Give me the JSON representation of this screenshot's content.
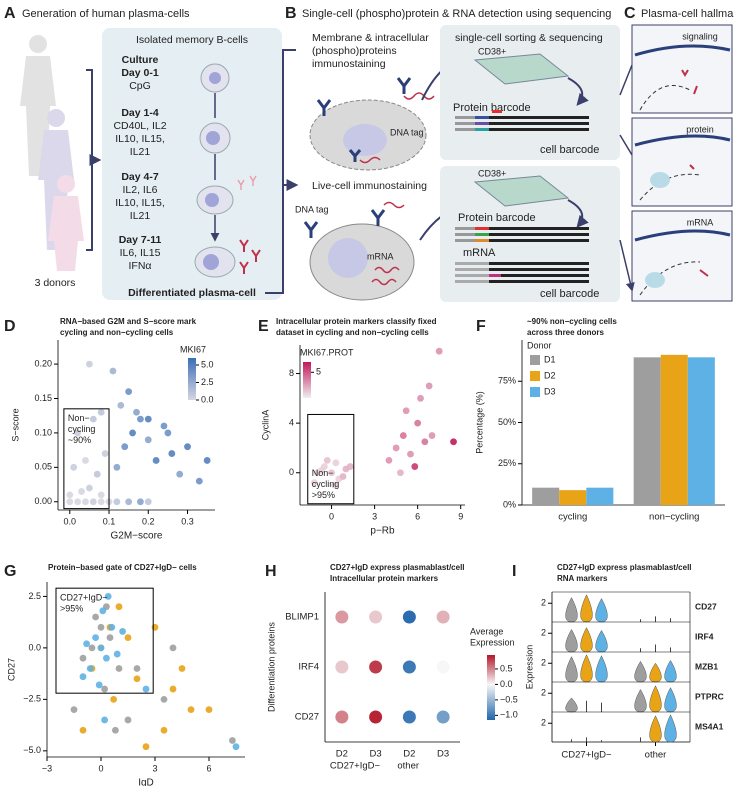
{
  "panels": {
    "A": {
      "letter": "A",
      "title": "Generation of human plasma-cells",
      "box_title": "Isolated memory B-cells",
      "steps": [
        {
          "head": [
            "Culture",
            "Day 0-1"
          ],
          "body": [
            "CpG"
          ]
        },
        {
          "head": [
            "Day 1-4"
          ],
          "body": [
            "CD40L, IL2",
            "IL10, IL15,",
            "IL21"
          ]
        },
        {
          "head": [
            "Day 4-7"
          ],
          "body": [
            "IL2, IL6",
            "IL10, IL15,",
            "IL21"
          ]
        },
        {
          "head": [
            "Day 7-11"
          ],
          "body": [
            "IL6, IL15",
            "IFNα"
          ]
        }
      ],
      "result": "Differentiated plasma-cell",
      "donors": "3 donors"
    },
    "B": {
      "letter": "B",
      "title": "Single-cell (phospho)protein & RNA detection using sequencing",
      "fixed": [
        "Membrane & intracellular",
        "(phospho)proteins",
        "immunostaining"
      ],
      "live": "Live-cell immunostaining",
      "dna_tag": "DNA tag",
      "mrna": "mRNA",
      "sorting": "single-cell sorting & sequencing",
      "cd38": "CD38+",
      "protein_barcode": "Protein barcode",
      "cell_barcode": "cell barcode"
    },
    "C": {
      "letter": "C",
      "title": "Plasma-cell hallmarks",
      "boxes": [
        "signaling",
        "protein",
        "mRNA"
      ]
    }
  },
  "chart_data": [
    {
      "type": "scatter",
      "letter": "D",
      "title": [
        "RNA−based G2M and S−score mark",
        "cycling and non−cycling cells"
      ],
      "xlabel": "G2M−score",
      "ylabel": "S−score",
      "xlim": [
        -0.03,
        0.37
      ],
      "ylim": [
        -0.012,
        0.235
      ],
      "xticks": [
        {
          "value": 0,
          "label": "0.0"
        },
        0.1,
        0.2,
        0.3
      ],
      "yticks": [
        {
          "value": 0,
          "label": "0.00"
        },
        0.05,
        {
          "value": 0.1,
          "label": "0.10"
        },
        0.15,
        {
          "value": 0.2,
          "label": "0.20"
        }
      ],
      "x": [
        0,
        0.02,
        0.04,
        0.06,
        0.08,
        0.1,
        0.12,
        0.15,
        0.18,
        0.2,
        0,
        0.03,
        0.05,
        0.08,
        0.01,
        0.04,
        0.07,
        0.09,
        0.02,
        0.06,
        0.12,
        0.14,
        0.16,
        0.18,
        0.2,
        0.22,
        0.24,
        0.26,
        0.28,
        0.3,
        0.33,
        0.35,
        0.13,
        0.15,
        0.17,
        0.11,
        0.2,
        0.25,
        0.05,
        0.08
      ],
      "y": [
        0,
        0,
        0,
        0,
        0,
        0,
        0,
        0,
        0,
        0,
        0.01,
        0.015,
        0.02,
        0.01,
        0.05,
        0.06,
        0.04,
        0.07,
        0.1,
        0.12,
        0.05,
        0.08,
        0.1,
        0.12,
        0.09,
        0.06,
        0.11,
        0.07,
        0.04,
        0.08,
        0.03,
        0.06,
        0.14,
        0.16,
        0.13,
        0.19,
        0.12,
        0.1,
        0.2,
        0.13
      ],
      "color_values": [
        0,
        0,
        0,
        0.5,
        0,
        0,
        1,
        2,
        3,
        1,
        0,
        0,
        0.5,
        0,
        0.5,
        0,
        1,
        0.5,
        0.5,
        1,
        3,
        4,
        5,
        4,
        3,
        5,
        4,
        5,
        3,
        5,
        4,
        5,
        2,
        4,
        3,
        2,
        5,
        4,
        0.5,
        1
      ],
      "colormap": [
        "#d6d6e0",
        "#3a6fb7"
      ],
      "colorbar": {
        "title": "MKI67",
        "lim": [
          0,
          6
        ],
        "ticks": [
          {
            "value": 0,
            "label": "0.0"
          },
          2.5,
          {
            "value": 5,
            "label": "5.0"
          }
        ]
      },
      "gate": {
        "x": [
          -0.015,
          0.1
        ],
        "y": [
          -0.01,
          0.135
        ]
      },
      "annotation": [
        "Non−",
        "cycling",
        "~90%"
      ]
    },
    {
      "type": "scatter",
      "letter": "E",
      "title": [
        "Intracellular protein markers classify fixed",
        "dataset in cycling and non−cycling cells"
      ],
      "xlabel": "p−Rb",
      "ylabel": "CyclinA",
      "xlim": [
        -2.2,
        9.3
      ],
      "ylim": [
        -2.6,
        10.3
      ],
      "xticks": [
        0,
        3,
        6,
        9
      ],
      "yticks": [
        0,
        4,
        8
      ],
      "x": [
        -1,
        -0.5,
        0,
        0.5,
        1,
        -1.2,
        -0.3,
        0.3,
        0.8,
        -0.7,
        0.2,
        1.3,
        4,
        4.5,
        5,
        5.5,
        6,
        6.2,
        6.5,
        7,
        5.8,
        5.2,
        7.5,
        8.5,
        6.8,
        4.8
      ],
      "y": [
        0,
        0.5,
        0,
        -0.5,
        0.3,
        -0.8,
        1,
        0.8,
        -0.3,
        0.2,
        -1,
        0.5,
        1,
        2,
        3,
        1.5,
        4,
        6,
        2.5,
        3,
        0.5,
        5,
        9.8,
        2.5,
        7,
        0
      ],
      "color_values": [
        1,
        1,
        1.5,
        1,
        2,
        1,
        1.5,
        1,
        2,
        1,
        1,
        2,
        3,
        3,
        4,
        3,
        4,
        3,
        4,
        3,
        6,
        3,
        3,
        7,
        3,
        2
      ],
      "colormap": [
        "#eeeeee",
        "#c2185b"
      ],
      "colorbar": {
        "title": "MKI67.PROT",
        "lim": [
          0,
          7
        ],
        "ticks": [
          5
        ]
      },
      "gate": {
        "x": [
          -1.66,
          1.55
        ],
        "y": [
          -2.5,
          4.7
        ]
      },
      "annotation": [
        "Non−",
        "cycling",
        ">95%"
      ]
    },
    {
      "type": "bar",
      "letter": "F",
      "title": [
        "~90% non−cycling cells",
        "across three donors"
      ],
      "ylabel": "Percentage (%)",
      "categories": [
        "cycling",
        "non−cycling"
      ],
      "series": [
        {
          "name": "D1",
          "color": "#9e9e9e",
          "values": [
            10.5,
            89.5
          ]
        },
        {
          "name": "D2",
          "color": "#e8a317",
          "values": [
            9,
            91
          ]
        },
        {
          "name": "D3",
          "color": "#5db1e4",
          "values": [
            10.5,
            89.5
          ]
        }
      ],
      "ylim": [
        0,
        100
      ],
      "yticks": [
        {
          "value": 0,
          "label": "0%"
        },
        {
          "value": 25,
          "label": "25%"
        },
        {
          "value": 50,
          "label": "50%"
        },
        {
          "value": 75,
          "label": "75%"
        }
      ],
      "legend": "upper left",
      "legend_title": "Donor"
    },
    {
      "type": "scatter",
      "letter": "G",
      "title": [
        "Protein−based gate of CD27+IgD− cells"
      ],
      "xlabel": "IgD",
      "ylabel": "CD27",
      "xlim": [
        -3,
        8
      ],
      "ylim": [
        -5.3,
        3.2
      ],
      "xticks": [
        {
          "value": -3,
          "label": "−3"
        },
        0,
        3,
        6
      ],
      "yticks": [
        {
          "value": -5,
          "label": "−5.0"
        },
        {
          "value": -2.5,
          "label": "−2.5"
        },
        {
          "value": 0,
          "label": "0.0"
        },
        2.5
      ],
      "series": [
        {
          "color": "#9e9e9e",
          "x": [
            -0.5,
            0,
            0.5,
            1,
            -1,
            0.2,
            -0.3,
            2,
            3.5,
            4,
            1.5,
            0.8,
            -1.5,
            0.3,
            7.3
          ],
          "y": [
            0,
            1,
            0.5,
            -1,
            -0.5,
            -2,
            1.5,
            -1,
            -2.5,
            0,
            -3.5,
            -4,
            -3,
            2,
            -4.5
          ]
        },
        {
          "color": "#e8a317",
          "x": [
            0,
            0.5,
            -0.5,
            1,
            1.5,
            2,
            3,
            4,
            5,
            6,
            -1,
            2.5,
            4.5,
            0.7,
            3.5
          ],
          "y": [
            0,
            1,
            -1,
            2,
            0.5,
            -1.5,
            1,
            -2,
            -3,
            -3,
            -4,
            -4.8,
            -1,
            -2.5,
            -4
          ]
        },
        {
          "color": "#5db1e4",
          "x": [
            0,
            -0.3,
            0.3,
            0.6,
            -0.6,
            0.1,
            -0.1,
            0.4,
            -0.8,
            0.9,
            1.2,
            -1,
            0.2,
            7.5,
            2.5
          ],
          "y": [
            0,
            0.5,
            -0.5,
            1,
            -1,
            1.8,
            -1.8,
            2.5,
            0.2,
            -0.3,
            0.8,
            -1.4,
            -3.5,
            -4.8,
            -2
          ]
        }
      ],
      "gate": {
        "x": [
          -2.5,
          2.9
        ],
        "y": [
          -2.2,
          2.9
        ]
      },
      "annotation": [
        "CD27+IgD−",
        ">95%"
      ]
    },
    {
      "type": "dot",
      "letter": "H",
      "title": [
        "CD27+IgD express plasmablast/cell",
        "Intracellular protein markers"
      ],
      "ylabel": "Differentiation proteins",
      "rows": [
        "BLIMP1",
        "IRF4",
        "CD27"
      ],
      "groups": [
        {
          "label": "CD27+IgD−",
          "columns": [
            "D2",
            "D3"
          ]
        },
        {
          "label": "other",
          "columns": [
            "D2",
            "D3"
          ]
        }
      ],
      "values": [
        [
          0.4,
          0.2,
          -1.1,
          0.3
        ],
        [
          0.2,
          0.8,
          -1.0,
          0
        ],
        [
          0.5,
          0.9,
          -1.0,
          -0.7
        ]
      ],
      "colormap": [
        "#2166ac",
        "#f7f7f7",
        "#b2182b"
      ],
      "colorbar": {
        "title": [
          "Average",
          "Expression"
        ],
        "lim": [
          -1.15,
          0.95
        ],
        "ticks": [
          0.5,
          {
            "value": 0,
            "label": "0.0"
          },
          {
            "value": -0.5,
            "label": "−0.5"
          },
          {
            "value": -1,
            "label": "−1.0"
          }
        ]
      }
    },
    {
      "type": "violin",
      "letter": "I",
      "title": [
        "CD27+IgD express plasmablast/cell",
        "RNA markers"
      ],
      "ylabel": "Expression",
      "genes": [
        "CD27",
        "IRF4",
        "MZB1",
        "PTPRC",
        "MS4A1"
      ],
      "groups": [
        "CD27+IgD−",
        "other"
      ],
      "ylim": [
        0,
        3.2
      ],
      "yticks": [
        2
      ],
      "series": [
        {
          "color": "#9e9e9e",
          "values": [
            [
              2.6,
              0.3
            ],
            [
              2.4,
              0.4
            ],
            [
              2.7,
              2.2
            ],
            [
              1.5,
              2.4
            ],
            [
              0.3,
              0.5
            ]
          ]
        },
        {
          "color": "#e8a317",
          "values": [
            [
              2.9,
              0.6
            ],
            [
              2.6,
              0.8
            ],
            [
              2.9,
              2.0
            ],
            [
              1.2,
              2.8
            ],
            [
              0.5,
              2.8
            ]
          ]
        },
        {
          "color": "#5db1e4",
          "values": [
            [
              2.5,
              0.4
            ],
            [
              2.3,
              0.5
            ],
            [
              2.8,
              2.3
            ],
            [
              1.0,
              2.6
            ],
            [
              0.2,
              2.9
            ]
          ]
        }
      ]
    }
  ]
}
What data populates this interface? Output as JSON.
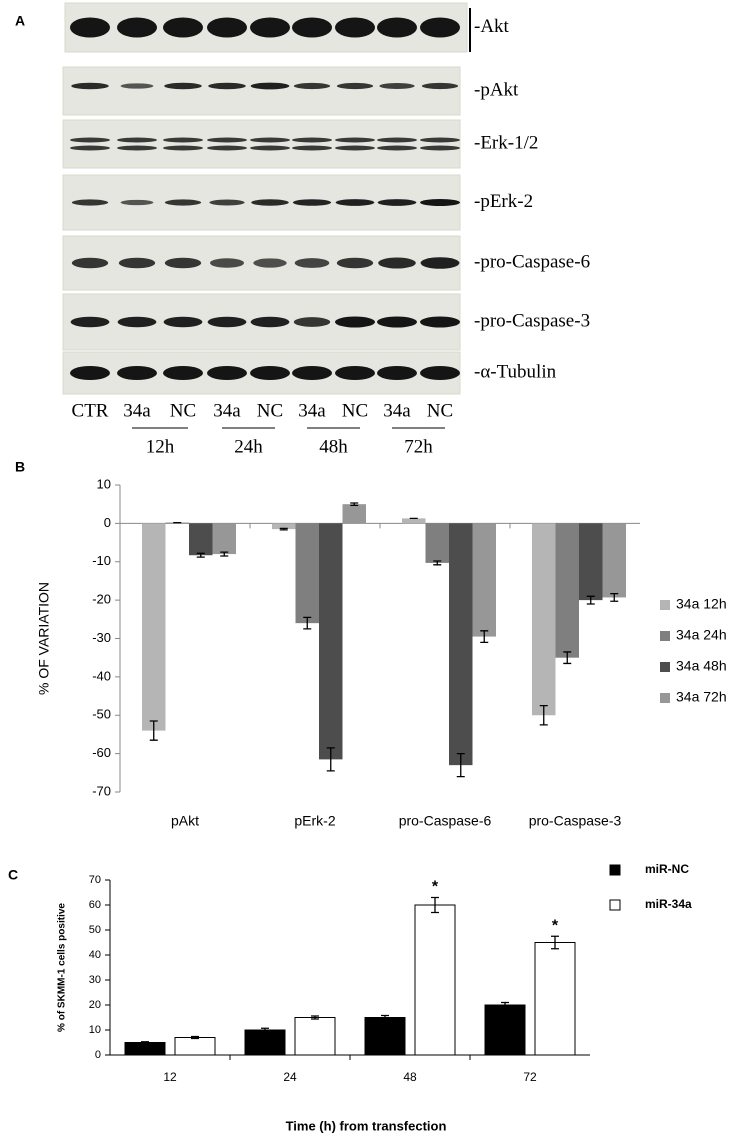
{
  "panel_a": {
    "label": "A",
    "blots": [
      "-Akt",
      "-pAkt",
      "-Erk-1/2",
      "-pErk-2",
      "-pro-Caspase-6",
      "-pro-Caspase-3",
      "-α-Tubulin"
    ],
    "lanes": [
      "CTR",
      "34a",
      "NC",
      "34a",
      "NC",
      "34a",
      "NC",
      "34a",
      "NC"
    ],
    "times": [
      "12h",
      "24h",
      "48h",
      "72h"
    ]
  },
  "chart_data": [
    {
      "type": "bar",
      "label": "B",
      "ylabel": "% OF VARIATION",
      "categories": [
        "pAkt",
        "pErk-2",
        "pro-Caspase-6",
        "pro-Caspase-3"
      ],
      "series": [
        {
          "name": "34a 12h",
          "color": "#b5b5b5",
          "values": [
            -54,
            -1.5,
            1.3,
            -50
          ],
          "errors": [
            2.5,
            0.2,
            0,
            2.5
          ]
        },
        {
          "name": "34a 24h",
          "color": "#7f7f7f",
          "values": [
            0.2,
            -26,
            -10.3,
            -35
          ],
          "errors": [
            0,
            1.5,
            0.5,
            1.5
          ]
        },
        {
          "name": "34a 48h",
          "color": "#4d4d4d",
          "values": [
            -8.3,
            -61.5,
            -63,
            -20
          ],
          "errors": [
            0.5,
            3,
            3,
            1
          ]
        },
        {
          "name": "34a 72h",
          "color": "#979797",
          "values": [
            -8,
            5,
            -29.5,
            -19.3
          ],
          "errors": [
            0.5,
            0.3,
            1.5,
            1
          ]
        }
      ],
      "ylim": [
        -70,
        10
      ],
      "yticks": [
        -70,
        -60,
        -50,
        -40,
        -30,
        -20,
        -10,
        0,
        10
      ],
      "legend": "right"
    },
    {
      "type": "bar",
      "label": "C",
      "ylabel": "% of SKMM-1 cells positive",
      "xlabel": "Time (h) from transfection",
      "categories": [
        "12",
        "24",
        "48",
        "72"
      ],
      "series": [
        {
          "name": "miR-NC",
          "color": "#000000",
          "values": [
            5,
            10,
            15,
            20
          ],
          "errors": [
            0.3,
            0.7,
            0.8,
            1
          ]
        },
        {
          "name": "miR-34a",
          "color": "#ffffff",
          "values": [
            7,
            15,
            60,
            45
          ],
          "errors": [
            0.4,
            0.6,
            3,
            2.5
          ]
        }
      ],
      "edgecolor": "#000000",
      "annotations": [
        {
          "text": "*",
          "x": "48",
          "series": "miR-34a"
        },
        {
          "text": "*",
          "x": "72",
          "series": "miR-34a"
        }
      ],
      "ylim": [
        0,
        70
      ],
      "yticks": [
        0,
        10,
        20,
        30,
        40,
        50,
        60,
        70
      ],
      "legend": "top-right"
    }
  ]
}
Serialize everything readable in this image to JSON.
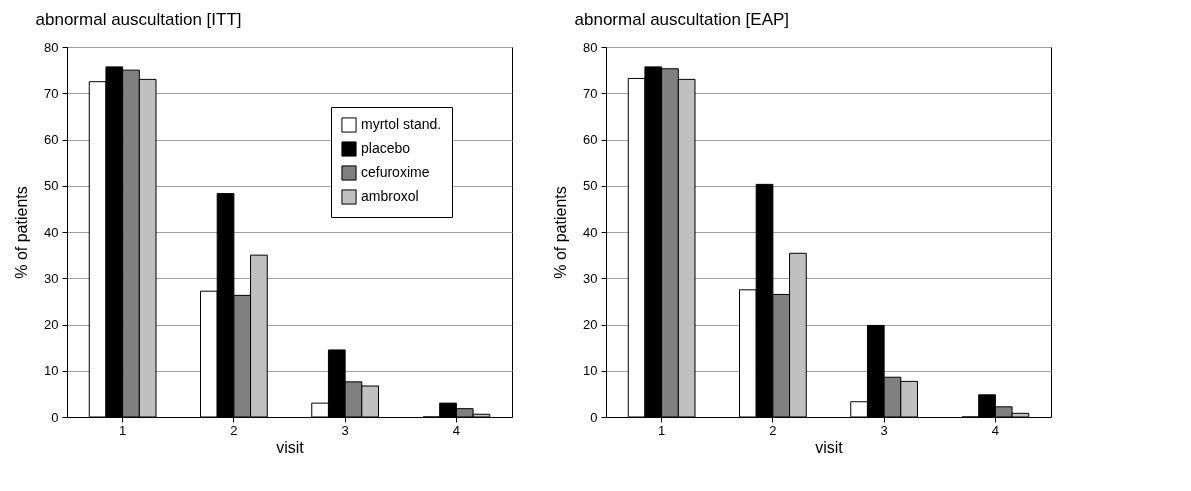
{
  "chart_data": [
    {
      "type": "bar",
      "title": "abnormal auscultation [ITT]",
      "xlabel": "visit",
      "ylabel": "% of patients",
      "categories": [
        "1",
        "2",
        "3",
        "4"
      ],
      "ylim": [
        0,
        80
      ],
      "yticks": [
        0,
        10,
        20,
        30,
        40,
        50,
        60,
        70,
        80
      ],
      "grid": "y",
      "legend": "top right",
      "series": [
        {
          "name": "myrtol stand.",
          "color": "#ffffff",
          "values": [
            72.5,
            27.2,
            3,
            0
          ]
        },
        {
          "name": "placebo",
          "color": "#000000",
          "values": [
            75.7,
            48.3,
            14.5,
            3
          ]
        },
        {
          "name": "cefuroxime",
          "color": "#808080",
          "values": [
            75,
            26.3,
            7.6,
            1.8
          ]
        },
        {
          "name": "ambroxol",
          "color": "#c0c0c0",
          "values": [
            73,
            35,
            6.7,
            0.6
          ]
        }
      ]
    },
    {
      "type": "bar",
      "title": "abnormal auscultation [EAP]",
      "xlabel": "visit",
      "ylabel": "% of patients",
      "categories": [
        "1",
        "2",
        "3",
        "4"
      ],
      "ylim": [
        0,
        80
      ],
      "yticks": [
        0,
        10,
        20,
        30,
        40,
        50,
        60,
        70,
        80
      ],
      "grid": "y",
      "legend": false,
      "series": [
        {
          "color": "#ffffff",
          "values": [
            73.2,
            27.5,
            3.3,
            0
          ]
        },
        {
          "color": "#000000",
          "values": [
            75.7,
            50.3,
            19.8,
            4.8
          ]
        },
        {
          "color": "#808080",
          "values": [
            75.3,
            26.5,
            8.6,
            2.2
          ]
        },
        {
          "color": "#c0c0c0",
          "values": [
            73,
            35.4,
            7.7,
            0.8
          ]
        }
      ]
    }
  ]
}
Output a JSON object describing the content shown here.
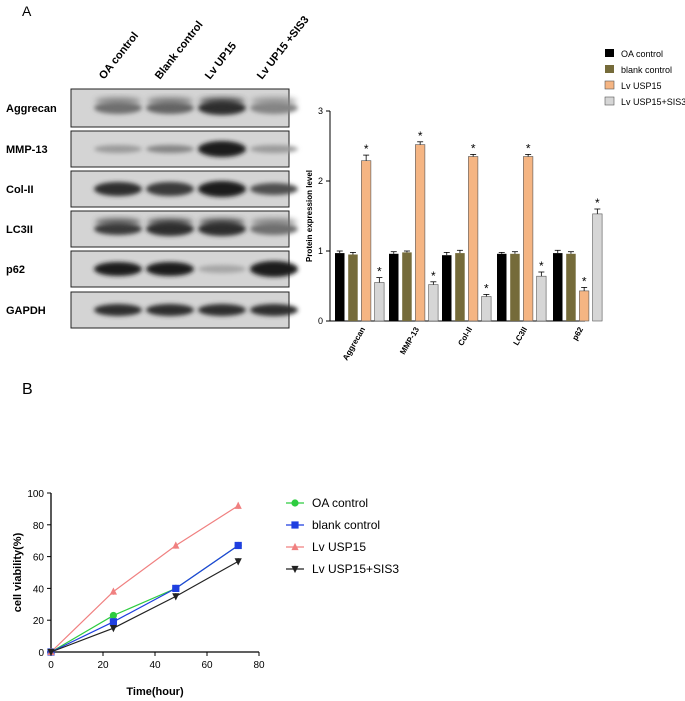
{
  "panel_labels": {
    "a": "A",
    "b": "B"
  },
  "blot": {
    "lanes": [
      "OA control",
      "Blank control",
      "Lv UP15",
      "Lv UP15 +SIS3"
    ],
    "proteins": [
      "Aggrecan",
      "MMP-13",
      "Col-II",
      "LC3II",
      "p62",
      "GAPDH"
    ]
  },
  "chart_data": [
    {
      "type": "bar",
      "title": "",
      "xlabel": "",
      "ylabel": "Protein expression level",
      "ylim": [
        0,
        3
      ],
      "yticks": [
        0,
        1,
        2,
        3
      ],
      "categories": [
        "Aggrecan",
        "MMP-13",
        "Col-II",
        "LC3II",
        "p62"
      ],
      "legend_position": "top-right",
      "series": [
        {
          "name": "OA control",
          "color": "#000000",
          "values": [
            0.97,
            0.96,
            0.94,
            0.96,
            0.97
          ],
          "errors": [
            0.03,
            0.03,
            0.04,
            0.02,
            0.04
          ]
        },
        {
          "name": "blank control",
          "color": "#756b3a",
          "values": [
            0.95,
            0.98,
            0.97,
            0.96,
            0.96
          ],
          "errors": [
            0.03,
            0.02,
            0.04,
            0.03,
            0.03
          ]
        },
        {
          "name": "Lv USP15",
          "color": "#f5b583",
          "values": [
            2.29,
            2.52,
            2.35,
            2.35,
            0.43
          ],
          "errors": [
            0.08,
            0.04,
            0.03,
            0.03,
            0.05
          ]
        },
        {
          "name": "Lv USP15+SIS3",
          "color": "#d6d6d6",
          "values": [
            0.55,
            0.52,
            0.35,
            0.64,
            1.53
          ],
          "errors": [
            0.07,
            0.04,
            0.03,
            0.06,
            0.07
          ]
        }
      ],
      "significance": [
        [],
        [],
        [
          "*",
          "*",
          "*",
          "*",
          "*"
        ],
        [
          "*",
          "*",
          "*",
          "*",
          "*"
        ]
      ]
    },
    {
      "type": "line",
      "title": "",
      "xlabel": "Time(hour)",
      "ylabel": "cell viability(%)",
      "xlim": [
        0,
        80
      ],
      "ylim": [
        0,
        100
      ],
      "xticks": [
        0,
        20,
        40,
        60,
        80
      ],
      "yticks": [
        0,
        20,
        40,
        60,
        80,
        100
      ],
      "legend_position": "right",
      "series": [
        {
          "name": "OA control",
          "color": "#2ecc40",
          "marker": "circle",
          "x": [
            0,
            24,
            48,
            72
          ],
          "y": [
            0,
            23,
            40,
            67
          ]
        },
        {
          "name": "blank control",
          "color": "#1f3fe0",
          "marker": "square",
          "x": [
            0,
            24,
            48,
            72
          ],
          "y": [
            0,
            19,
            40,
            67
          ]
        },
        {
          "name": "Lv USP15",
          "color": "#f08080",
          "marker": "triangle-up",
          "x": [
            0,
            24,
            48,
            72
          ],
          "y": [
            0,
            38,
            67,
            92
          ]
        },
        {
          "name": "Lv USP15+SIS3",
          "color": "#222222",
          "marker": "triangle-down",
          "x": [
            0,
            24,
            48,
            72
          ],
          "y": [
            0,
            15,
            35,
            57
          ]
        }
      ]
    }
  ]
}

===============

Prompt -> Search the records above for the string "proteins". Report each line that has it.

Your solution ->
        "(phospho)proteins",
      "ylabel": "Differentiation proteins",
    "proteins": [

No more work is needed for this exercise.